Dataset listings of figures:
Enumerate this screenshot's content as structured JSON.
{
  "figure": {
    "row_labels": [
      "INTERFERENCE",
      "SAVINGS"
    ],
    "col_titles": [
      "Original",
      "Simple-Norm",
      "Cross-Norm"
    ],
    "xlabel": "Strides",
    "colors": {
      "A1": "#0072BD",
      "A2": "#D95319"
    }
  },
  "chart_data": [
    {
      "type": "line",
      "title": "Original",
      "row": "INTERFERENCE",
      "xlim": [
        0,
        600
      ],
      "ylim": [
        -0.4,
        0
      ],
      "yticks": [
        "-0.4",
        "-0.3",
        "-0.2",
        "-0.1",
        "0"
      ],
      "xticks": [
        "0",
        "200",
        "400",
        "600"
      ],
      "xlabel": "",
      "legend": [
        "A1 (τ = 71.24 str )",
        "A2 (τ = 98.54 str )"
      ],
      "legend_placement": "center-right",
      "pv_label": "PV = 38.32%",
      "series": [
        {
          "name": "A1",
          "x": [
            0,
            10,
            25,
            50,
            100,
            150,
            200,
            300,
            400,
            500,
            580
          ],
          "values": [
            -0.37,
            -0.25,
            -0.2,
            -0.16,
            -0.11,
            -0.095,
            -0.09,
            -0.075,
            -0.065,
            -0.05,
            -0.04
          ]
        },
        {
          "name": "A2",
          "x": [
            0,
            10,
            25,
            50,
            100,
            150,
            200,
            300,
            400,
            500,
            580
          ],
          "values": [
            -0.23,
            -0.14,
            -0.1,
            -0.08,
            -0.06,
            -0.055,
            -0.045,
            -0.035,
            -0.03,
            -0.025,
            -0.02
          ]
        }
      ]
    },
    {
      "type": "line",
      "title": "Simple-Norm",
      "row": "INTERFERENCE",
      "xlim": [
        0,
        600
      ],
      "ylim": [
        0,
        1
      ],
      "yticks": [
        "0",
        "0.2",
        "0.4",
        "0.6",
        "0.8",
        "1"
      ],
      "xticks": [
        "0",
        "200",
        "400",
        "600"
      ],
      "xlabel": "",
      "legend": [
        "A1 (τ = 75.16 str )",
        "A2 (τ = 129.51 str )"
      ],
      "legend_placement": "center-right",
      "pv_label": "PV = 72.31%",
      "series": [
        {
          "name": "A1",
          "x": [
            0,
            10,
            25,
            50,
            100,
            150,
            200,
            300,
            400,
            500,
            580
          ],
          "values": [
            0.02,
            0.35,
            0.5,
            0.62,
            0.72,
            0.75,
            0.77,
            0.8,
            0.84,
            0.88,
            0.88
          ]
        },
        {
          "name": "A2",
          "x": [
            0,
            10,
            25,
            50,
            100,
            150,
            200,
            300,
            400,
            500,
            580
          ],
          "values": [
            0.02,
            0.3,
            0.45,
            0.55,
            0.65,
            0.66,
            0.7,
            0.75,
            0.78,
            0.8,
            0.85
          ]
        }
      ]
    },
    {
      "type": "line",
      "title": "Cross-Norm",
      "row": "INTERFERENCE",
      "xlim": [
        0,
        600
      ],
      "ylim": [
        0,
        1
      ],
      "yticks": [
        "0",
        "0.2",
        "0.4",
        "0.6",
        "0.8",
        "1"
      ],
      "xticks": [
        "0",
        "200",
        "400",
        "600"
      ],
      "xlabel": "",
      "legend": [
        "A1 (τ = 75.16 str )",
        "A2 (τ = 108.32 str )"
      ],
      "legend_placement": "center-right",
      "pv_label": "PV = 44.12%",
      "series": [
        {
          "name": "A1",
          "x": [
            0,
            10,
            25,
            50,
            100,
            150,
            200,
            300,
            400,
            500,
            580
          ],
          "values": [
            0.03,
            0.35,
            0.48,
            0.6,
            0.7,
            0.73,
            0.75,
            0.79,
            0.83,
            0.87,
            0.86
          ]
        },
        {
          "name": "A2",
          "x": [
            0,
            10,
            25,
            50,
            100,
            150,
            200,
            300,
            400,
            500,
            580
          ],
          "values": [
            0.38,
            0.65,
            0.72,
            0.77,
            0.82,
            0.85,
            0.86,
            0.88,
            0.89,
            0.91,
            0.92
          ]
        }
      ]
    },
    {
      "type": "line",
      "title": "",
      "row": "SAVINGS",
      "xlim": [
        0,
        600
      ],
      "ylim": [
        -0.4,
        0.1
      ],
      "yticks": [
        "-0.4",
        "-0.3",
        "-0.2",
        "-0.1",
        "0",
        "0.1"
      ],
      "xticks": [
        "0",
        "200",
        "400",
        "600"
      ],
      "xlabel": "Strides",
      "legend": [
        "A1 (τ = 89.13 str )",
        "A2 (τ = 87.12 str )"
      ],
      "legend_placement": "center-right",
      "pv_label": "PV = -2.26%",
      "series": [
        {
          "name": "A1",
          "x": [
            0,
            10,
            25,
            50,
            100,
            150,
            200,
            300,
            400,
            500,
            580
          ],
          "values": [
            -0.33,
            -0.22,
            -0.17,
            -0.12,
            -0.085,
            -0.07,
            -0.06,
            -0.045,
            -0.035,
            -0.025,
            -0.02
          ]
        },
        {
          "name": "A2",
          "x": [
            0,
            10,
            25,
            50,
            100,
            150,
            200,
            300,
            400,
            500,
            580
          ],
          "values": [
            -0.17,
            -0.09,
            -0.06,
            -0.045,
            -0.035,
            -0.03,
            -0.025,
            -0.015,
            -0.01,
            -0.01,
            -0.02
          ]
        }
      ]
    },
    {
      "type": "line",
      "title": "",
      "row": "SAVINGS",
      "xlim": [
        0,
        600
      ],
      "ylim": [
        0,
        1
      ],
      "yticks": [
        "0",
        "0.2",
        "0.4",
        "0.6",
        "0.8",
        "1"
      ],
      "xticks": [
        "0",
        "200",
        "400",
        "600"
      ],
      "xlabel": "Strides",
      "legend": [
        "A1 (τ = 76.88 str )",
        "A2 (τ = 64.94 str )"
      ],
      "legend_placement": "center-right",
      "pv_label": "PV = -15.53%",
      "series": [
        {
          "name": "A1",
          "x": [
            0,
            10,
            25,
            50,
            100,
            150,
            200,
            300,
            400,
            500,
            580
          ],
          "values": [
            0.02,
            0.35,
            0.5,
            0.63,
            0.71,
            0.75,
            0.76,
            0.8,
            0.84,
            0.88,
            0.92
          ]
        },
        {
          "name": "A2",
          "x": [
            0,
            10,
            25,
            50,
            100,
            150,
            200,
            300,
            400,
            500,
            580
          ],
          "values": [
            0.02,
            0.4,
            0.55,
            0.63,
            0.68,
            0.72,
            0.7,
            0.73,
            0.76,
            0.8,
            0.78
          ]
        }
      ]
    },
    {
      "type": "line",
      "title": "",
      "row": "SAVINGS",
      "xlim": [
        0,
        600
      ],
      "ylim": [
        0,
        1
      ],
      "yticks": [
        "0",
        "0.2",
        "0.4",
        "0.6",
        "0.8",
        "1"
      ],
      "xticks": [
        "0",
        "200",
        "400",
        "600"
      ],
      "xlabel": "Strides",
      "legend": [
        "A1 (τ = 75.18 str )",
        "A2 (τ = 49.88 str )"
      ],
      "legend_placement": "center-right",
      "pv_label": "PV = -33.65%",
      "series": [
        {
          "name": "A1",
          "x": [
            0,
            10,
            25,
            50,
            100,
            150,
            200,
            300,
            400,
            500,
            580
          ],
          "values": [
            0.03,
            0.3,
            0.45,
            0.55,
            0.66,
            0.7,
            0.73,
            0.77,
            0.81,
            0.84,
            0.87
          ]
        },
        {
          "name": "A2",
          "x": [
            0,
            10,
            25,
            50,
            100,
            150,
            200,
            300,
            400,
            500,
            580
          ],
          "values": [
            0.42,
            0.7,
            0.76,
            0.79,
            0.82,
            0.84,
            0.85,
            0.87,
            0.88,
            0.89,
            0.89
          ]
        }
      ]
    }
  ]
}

** WRITTEN INSTRUCTION **
Print the complete listing again, exactly as it stands.

** TASK SOLUTION **
Enumerate this screenshot's content as structured JSON.
{
  "figure": {
    "row_labels": [
      "INTERFERENCE",
      "SAVINGS"
    ],
    "col_titles": [
      "Original",
      "Simple-Norm",
      "Cross-Norm"
    ],
    "xlabel": "Strides",
    "colors": {
      "A1": "#0072BD",
      "A2": "#D95319"
    }
  },
  "chart_data": [
    {
      "type": "line",
      "title": "Original",
      "row": "INTERFERENCE",
      "xlim": [
        0,
        600
      ],
      "ylim": [
        -0.4,
        0
      ],
      "yticks": [
        "-0.4",
        "-0.3",
        "-0.2",
        "-0.1",
        "0"
      ],
      "xticks": [
        "0",
        "200",
        "400",
        "600"
      ],
      "xlabel": "",
      "legend": [
        "A1 (τ = 71.24 str )",
        "A2 (τ = 98.54 str )"
      ],
      "legend_placement": "center-right",
      "pv_label": "PV = 38.32%",
      "series": [
        {
          "name": "A1",
          "x": [
            0,
            10,
            25,
            50,
            100,
            150,
            200,
            300,
            400,
            500,
            580
          ],
          "values": [
            -0.37,
            -0.25,
            -0.2,
            -0.16,
            -0.11,
            -0.095,
            -0.09,
            -0.075,
            -0.065,
            -0.05,
            -0.04
          ]
        },
        {
          "name": "A2",
          "x": [
            0,
            10,
            25,
            50,
            100,
            150,
            200,
            300,
            400,
            500,
            580
          ],
          "values": [
            -0.23,
            -0.14,
            -0.1,
            -0.08,
            -0.06,
            -0.055,
            -0.045,
            -0.035,
            -0.03,
            -0.025,
            -0.02
          ]
        }
      ]
    },
    {
      "type": "line",
      "title": "Simple-Norm",
      "row": "INTERFERENCE",
      "xlim": [
        0,
        600
      ],
      "ylim": [
        0,
        1
      ],
      "yticks": [
        "0",
        "0.2",
        "0.4",
        "0.6",
        "0.8",
        "1"
      ],
      "xticks": [
        "0",
        "200",
        "400",
        "600"
      ],
      "xlabel": "",
      "legend": [
        "A1 (τ = 75.16 str )",
        "A2 (τ = 129.51 str )"
      ],
      "legend_placement": "center-right",
      "pv_label": "PV = 72.31%",
      "series": [
        {
          "name": "A1",
          "x": [
            0,
            10,
            25,
            50,
            100,
            150,
            200,
            300,
            400,
            500,
            580
          ],
          "values": [
            0.02,
            0.35,
            0.5,
            0.62,
            0.72,
            0.75,
            0.77,
            0.8,
            0.84,
            0.88,
            0.88
          ]
        },
        {
          "name": "A2",
          "x": [
            0,
            10,
            25,
            50,
            100,
            150,
            200,
            300,
            400,
            500,
            580
          ],
          "values": [
            0.02,
            0.3,
            0.45,
            0.55,
            0.65,
            0.66,
            0.7,
            0.75,
            0.78,
            0.8,
            0.85
          ]
        }
      ]
    },
    {
      "type": "line",
      "title": "Cross-Norm",
      "row": "INTERFERENCE",
      "xlim": [
        0,
        600
      ],
      "ylim": [
        0,
        1
      ],
      "yticks": [
        "0",
        "0.2",
        "0.4",
        "0.6",
        "0.8",
        "1"
      ],
      "xticks": [
        "0",
        "200",
        "400",
        "600"
      ],
      "xlabel": "",
      "legend": [
        "A1 (τ = 75.16 str )",
        "A2 (τ = 108.32 str )"
      ],
      "legend_placement": "center-right",
      "pv_label": "PV = 44.12%",
      "series": [
        {
          "name": "A1",
          "x": [
            0,
            10,
            25,
            50,
            100,
            150,
            200,
            300,
            400,
            500,
            580
          ],
          "values": [
            0.03,
            0.35,
            0.48,
            0.6,
            0.7,
            0.73,
            0.75,
            0.79,
            0.83,
            0.87,
            0.86
          ]
        },
        {
          "name": "A2",
          "x": [
            0,
            10,
            25,
            50,
            100,
            150,
            200,
            300,
            400,
            500,
            580
          ],
          "values": [
            0.38,
            0.65,
            0.72,
            0.77,
            0.82,
            0.85,
            0.86,
            0.88,
            0.89,
            0.91,
            0.92
          ]
        }
      ]
    },
    {
      "type": "line",
      "title": "",
      "row": "SAVINGS",
      "xlim": [
        0,
        600
      ],
      "ylim": [
        -0.4,
        0.1
      ],
      "yticks": [
        "-0.4",
        "-0.3",
        "-0.2",
        "-0.1",
        "0",
        "0.1"
      ],
      "xticks": [
        "0",
        "200",
        "400",
        "600"
      ],
      "xlabel": "Strides",
      "legend": [
        "A1 (τ = 89.13 str )",
        "A2 (τ = 87.12 str )"
      ],
      "legend_placement": "center-right",
      "pv_label": "PV = -2.26%",
      "series": [
        {
          "name": "A1",
          "x": [
            0,
            10,
            25,
            50,
            100,
            150,
            200,
            300,
            400,
            500,
            580
          ],
          "values": [
            -0.33,
            -0.22,
            -0.17,
            -0.12,
            -0.085,
            -0.07,
            -0.06,
            -0.045,
            -0.035,
            -0.025,
            -0.02
          ]
        },
        {
          "name": "A2",
          "x": [
            0,
            10,
            25,
            50,
            100,
            150,
            200,
            300,
            400,
            500,
            580
          ],
          "values": [
            -0.17,
            -0.09,
            -0.06,
            -0.045,
            -0.035,
            -0.03,
            -0.025,
            -0.015,
            -0.01,
            -0.01,
            -0.02
          ]
        }
      ]
    },
    {
      "type": "line",
      "title": "",
      "row": "SAVINGS",
      "xlim": [
        0,
        600
      ],
      "ylim": [
        0,
        1
      ],
      "yticks": [
        "0",
        "0.2",
        "0.4",
        "0.6",
        "0.8",
        "1"
      ],
      "xticks": [
        "0",
        "200",
        "400",
        "600"
      ],
      "xlabel": "Strides",
      "legend": [
        "A1 (τ = 76.88 str )",
        "A2 (τ = 64.94 str )"
      ],
      "legend_placement": "center-right",
      "pv_label": "PV = -15.53%",
      "series": [
        {
          "name": "A1",
          "x": [
            0,
            10,
            25,
            50,
            100,
            150,
            200,
            300,
            400,
            500,
            580
          ],
          "values": [
            0.02,
            0.35,
            0.5,
            0.63,
            0.71,
            0.75,
            0.76,
            0.8,
            0.84,
            0.88,
            0.92
          ]
        },
        {
          "name": "A2",
          "x": [
            0,
            10,
            25,
            50,
            100,
            150,
            200,
            300,
            400,
            500,
            580
          ],
          "values": [
            0.02,
            0.4,
            0.55,
            0.63,
            0.68,
            0.72,
            0.7,
            0.73,
            0.76,
            0.8,
            0.78
          ]
        }
      ]
    },
    {
      "type": "line",
      "title": "",
      "row": "SAVINGS",
      "xlim": [
        0,
        600
      ],
      "ylim": [
        0,
        1
      ],
      "yticks": [
        "0",
        "0.2",
        "0.4",
        "0.6",
        "0.8",
        "1"
      ],
      "xticks": [
        "0",
        "200",
        "400",
        "600"
      ],
      "xlabel": "Strides",
      "legend": [
        "A1 (τ = 75.18 str )",
        "A2 (τ = 49.88 str )"
      ],
      "legend_placement": "center-right",
      "pv_label": "PV = -33.65%",
      "series": [
        {
          "name": "A1",
          "x": [
            0,
            10,
            25,
            50,
            100,
            150,
            200,
            300,
            400,
            500,
            580
          ],
          "values": [
            0.03,
            0.3,
            0.45,
            0.55,
            0.66,
            0.7,
            0.73,
            0.77,
            0.81,
            0.84,
            0.87
          ]
        },
        {
          "name": "A2",
          "x": [
            0,
            10,
            25,
            50,
            100,
            150,
            200,
            300,
            400,
            500,
            580
          ],
          "values": [
            0.42,
            0.7,
            0.76,
            0.79,
            0.82,
            0.84,
            0.85,
            0.87,
            0.88,
            0.89,
            0.89
          ]
        }
      ]
    }
  ]
}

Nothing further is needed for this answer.